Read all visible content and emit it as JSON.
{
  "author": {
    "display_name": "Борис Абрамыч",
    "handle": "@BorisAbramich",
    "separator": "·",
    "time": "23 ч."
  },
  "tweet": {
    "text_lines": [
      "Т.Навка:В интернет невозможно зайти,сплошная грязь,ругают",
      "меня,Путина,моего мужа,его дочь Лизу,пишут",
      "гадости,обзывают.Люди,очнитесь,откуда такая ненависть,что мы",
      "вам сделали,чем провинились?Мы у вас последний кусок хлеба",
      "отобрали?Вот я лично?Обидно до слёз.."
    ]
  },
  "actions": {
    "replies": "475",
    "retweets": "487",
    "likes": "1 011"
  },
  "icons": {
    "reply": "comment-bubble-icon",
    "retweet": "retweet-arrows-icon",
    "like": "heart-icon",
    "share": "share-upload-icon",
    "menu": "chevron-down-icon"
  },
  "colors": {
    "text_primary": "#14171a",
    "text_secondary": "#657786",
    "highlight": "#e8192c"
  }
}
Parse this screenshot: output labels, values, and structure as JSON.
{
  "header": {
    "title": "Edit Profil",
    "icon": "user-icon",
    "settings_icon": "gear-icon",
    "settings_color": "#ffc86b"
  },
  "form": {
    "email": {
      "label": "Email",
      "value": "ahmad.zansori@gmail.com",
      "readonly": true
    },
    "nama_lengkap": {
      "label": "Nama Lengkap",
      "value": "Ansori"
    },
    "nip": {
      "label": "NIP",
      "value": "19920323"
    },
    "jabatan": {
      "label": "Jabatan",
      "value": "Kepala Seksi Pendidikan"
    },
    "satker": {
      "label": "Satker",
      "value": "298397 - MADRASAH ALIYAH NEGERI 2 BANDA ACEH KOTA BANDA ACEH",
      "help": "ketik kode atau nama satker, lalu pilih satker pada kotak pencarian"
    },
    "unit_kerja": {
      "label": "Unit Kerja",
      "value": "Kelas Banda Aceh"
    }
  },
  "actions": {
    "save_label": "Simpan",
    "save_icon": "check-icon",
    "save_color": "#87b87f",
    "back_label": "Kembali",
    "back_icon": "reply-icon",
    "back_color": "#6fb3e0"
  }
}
=======
What you should do:
Write out every entry again exactly, please, with nothing missing.

Result below:
Read all visible content and emit it as JSON.
{
  "author": {
    "display_name": "Борис Абрамыч",
    "handle": "@BorisAbramich",
    "separator": "·",
    "time": "23 ч."
  },
  "tweet": {
    "text_lines": [
      "Т.Навка:В интернет невозможно зайти,сплошная грязь,ругают",
      "меня,Путина,моего мужа,его дочь Лизу,пишут",
      "гадости,обзывают.Люди,очнитесь,откуда такая ненависть,что мы",
      "вам сделали,чем провинились?Мы у вас последний кусок хлеба",
      "отобрали?Вот я лично?Обидно до слёз.."
    ]
  },
  "actions": {
    "replies": "475",
    "retweets": "487",
    "likes": "1 011"
  },
  "icons": {
    "reply": "comment-bubble-icon",
    "retweet": "retweet-arrows-icon",
    "like": "heart-icon",
    "share": "share-upload-icon",
    "menu": "chevron-down-icon"
  },
  "colors": {
    "text_primary": "#14171a",
    "text_secondary": "#657786",
    "highlight": "#e8192c"
  }
}
Parse this screenshot: output labels, values, and structure as JSON.
{
  "header": {
    "title": "Edit Profil",
    "icon": "user-icon",
    "settings_icon": "gear-icon",
    "settings_color": "#ffc86b"
  },
  "form": {
    "email": {
      "label": "Email",
      "value": "ahmad.zansori@gmail.com",
      "readonly": true
    },
    "nama_lengkap": {
      "label": "Nama Lengkap",
      "value": "Ansori"
    },
    "nip": {
      "label": "NIP",
      "value": "19920323"
    },
    "jabatan": {
      "label": "Jabatan",
      "value": "Kepala Seksi Pendidikan"
    },
    "satker": {
      "label": "Satker",
      "value": "298397 - MADRASAH ALIYAH NEGERI 2 BANDA ACEH KOTA BANDA ACEH",
      "help": "ketik kode atau nama satker, lalu pilih satker pada kotak pencarian"
    },
    "unit_kerja": {
      "label": "Unit Kerja",
      "value": "Kelas Banda Aceh"
    }
  },
  "actions": {
    "save_label": "Simpan",
    "save_icon": "check-icon",
    "save_color": "#87b87f",
    "back_label": "Kembali",
    "back_icon": "reply-icon",
    "back_color": "#6fb3e0"
  }
}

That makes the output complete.